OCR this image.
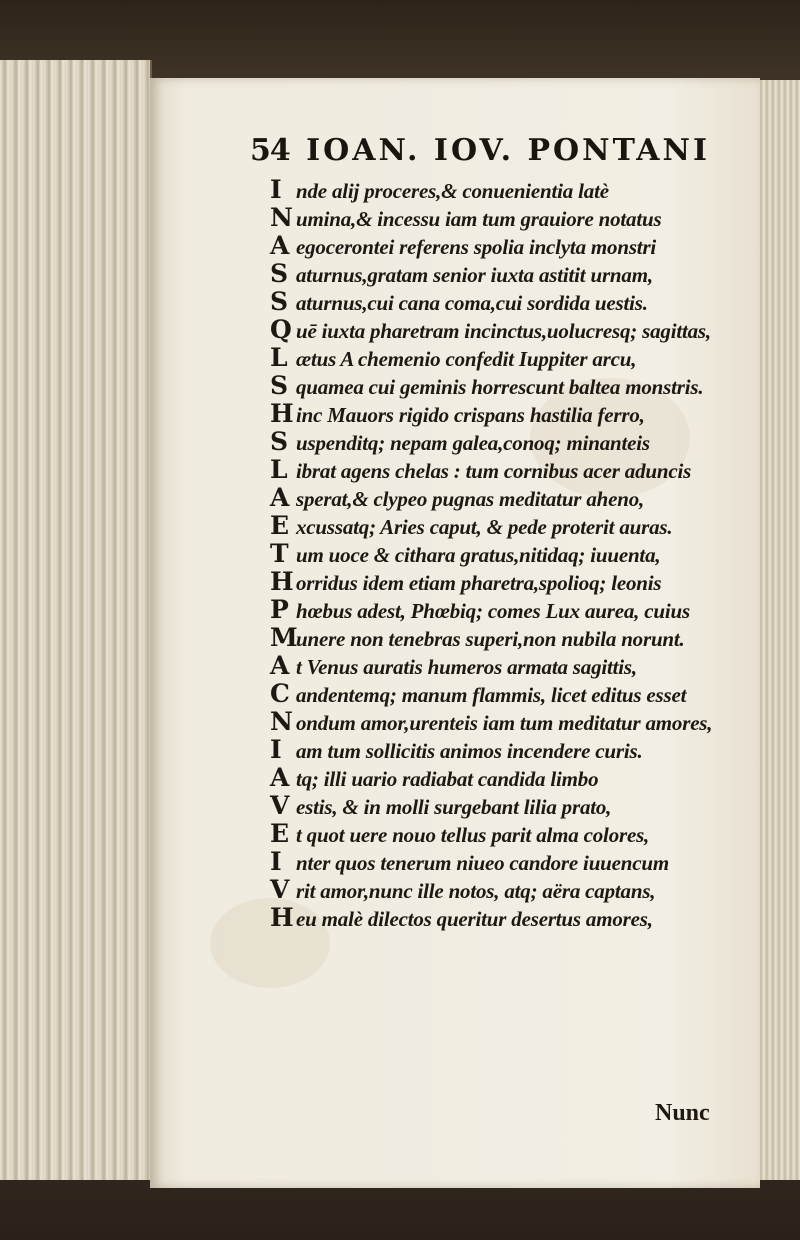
54 IOAN. IOV. PONTANI
I nde alij proceres,& conuenientia latè
N umina,& incessu iam tum grauiore notatus
A egocerontei referens spolia inclyta monstri
S aturnus,gratam senior iuxta astitit urnam,
S aturnus,cui cana coma,cui sordida uestis.
Q uē iuxta pharetram incinctus,uolucresq; sagittas,
L ætus A chemenio confedit Iuppiter arcu,
S quamea cui geminis horrescunt baltea monstris.
H inc Mauors rigido crispans hastilia ferro,
S uspenditq; nepam galea,conoq; minanteis
L ibrat agens chelas : tum cornibus acer aduncis
A sperat,& clypeo pugnas meditatur aheno,
E xcussatq; Aries caput, & pede proterit auras.
T um uoce & cithara gratus,nitidaq; iuuenta,
H orridus idem etiam pharetra,spolioq; leonis
P hœbus adest, Phœbiq; comes Lux aurea, cuius
M
unere non tenebras superi,non nubila norunt.
A t Venus auratis humeros armata sagittis,
C andentemq; manum flammis, licet editus esset
N ondum amor,urenteis iam tum meditatur amores,
I am tum sollicitis animos incendere curis.
A tq; illi uario radiabat candida limbo
V estis, & in molli surgebant lilia prato,
E t quot uere nouo tellus parit alma colores,
I nter quos tenerum niueo candore iuuencum
V rit amor,nunc ille notos, atq; aëra captans,
H eu malè dilectos queritur desertus amores,
Nunc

========================================================================

Objective: In the records above, find the lines containing "aturnus" and copy them.

The solution:
S aturnus,gratam senior iuxta astitit urnam,
S aturnus,cui cana coma,cui sordida uestis.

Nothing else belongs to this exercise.